#### Texte à lire
—————
L’annonce faite par le Premier ministre, Pravind Jugnauth, le 12 mars dernier, à l’effet que le préscolaire sera gratuit à partir de janvier 2024, suscite des interrogations. Si dans le principe, il est tout à fait normal que la gratuité soit étendue aux plus petits, comme c’est le cas pour les plus grands, dans la pratique, cela soulève de nombreuses questions. Car le préscolaire est le secteur de l’éducation où l’État est le moins engagé, avec 188 unités préscolaires publiques pour toute l’île. Le privé en compte 507. L’on se demande ainsi s’il n’était pas plus judicieux d’investir dans davantage d’écoles publiques.
À l’approche des élections générales, les promesses sont de mise. Celle du Premier ministre, pour la gratuité de l’éducation au préscolaire, ne semble pas comme une carte sortie du chapeau d’un magicien, mais suscite quand même de nombreuses questions. D’abord, avoir droit à l’éducation gratuite au préscolaire s’inscrit dans la logique des choses, car le primaire, le secondaire, et plus récemment le tertiaire, le sont déjà. Accorder la gratuité est donc une initiative pour mettre tout le monde sur un pied d’égalité. Voire, ne plus pratiquer de discrimination.
—————
#### But de l'exercice
Dans le texte sur la gratuité du préscolaire, combien y a-t-il d'unités préscolaires publiques pour toute l'île ?
—————
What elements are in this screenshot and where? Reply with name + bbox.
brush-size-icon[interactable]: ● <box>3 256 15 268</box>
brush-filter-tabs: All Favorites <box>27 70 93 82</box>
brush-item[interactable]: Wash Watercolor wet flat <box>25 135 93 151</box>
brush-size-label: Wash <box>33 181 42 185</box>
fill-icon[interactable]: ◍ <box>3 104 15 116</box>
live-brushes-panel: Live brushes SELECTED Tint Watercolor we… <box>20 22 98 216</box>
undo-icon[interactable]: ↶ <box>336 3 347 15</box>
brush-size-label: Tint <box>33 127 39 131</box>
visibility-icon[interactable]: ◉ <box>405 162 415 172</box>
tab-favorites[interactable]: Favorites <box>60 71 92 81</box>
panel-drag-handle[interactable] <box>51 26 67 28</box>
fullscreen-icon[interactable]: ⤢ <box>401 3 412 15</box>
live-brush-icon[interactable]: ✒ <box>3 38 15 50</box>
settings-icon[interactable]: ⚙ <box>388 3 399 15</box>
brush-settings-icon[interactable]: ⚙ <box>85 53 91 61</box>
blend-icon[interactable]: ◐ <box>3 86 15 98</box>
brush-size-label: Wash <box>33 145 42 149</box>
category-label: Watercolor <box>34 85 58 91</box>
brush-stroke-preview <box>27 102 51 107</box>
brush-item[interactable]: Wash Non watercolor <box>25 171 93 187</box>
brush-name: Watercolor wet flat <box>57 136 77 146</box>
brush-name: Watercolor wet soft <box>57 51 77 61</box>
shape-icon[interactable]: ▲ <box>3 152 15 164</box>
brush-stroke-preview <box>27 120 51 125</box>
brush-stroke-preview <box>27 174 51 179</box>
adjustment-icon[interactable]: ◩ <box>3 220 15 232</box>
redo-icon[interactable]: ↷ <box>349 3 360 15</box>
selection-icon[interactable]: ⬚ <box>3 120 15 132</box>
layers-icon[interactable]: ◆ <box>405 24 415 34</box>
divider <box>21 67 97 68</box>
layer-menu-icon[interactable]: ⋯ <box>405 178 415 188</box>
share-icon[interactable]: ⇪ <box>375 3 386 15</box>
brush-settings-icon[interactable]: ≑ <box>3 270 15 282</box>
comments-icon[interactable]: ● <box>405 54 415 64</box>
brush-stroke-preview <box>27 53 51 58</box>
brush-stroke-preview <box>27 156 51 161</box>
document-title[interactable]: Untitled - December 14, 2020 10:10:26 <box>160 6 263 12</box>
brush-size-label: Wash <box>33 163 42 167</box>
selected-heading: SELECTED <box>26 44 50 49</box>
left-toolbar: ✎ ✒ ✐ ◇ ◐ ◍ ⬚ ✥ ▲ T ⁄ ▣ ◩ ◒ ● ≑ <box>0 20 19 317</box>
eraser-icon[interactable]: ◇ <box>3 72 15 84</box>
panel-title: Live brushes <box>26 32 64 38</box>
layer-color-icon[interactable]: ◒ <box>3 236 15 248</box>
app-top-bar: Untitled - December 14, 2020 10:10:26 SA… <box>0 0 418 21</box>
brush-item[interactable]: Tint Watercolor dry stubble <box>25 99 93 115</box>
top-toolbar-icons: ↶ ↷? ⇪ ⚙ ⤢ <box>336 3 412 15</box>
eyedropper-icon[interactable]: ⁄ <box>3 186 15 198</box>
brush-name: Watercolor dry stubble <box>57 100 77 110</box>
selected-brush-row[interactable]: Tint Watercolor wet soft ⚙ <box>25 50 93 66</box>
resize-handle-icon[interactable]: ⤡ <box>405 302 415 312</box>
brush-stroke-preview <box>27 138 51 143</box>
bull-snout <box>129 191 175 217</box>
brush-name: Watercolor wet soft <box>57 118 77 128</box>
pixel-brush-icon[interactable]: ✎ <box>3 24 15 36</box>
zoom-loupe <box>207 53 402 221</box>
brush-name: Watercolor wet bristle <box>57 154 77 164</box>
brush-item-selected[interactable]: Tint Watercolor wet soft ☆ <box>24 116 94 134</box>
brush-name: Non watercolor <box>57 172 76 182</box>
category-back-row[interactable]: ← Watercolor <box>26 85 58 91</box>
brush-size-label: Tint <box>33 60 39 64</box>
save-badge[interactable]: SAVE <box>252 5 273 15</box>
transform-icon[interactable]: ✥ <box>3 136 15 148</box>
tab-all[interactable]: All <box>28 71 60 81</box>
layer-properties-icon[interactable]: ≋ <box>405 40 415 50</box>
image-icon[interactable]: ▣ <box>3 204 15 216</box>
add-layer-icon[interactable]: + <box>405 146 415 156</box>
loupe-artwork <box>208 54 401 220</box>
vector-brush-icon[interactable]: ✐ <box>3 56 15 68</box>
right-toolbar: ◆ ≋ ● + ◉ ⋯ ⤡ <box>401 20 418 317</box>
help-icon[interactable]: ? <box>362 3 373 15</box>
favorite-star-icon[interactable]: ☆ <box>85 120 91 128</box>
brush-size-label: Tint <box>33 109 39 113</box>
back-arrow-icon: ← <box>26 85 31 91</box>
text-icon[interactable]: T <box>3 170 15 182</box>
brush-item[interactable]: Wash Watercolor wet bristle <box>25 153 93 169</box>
—————
#### Corrigé
Il y en a 188.